[Task objective] Without the pictures, copy the entries below word for word.

[Dataset rows]
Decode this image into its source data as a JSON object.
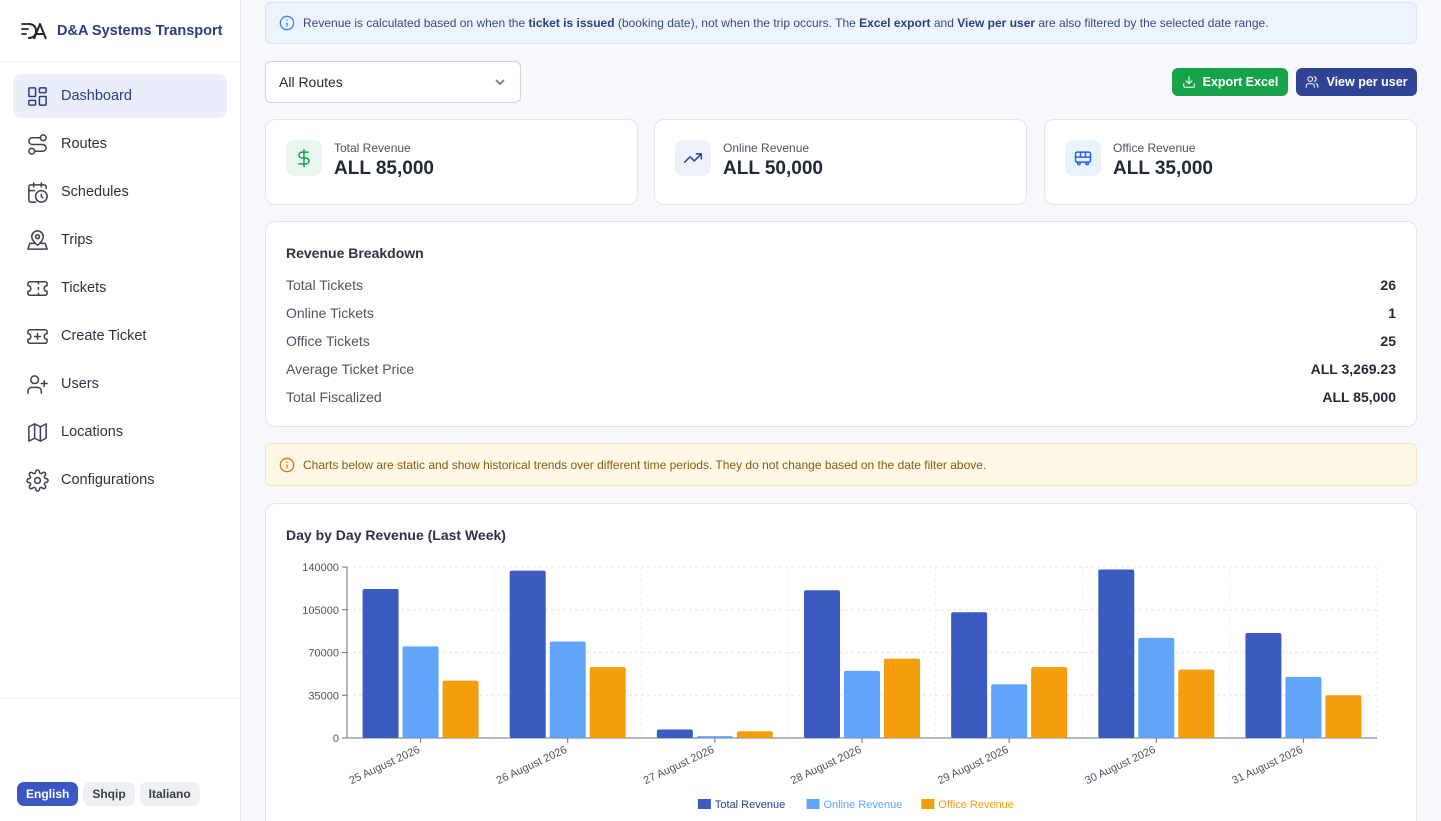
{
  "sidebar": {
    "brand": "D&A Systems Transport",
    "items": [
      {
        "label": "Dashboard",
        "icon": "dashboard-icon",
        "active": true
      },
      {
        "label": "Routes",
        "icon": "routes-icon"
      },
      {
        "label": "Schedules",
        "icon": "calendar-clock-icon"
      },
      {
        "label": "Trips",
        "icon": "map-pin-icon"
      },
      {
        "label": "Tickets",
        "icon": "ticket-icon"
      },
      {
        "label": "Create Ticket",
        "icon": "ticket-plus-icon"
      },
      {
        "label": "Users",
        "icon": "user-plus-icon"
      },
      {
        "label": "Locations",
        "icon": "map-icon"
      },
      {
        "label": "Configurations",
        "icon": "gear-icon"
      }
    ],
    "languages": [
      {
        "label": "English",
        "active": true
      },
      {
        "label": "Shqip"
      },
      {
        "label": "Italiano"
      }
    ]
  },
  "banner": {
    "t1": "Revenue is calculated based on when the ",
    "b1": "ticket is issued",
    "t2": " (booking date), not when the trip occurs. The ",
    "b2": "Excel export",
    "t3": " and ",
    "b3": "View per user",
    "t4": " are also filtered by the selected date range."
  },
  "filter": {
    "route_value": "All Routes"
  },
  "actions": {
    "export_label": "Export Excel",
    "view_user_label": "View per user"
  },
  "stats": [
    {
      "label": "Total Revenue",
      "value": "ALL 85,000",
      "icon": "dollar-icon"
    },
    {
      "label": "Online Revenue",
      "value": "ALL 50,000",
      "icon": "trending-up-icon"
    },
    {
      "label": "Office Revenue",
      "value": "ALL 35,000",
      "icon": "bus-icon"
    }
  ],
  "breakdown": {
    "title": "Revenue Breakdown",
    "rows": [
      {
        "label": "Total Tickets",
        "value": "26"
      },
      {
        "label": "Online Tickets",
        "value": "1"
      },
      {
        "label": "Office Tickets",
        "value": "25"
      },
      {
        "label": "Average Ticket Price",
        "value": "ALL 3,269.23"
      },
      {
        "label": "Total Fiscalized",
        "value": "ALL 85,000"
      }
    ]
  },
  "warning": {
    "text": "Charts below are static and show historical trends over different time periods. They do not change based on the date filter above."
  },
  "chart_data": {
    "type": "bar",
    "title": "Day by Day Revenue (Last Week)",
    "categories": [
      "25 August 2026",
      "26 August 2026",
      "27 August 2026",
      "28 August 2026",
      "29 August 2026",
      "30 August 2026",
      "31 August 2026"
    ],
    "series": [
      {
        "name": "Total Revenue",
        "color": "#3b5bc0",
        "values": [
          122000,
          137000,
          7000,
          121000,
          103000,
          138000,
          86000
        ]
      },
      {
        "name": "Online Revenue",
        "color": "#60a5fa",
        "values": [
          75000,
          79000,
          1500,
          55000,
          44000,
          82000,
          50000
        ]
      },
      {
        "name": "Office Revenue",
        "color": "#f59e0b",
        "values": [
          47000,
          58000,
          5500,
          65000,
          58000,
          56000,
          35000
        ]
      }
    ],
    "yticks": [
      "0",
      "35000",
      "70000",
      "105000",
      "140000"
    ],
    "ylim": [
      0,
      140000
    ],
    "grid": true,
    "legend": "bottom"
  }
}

[Full output]
Decode this image into its source data as a JSON object.
{
  "sidebar": {
    "brand": "D&A Systems Transport",
    "items": [
      {
        "label": "Dashboard",
        "icon": "dashboard-icon",
        "active": true
      },
      {
        "label": "Routes",
        "icon": "routes-icon"
      },
      {
        "label": "Schedules",
        "icon": "calendar-clock-icon"
      },
      {
        "label": "Trips",
        "icon": "map-pin-icon"
      },
      {
        "label": "Tickets",
        "icon": "ticket-icon"
      },
      {
        "label": "Create Ticket",
        "icon": "ticket-plus-icon"
      },
      {
        "label": "Users",
        "icon": "user-plus-icon"
      },
      {
        "label": "Locations",
        "icon": "map-icon"
      },
      {
        "label": "Configurations",
        "icon": "gear-icon"
      }
    ],
    "languages": [
      {
        "label": "English",
        "active": true
      },
      {
        "label": "Shqip"
      },
      {
        "label": "Italiano"
      }
    ]
  },
  "banner": {
    "t1": "Revenue is calculated based on when the ",
    "b1": "ticket is issued",
    "t2": " (booking date), not when the trip occurs. The ",
    "b2": "Excel export",
    "t3": " and ",
    "b3": "View per user",
    "t4": " are also filtered by the selected date range."
  },
  "filter": {
    "route_value": "All Routes"
  },
  "actions": {
    "export_label": "Export Excel",
    "view_user_label": "View per user"
  },
  "stats": [
    {
      "label": "Total Revenue",
      "value": "ALL 85,000",
      "icon": "dollar-icon"
    },
    {
      "label": "Online Revenue",
      "value": "ALL 50,000",
      "icon": "trending-up-icon"
    },
    {
      "label": "Office Revenue",
      "value": "ALL 35,000",
      "icon": "bus-icon"
    }
  ],
  "breakdown": {
    "title": "Revenue Breakdown",
    "rows": [
      {
        "label": "Total Tickets",
        "value": "26"
      },
      {
        "label": "Online Tickets",
        "value": "1"
      },
      {
        "label": "Office Tickets",
        "value": "25"
      },
      {
        "label": "Average Ticket Price",
        "value": "ALL 3,269.23"
      },
      {
        "label": "Total Fiscalized",
        "value": "ALL 85,000"
      }
    ]
  },
  "warning": {
    "text": "Charts below are static and show historical trends over different time periods. They do not change based on the date filter above."
  },
  "chart_data": {
    "type": "bar",
    "title": "Day by Day Revenue (Last Week)",
    "categories": [
      "25 August 2026",
      "26 August 2026",
      "27 August 2026",
      "28 August 2026",
      "29 August 2026",
      "30 August 2026",
      "31 August 2026"
    ],
    "series": [
      {
        "name": "Total Revenue",
        "color": "#3b5bc0",
        "values": [
          122000,
          137000,
          7000,
          121000,
          103000,
          138000,
          86000
        ]
      },
      {
        "name": "Online Revenue",
        "color": "#60a5fa",
        "values": [
          75000,
          79000,
          1500,
          55000,
          44000,
          82000,
          50000
        ]
      },
      {
        "name": "Office Revenue",
        "color": "#f59e0b",
        "values": [
          47000,
          58000,
          5500,
          65000,
          58000,
          56000,
          35000
        ]
      }
    ],
    "yticks": [
      "0",
      "35000",
      "70000",
      "105000",
      "140000"
    ],
    "ylim": [
      0,
      140000
    ],
    "grid": true,
    "legend": "bottom"
  }
}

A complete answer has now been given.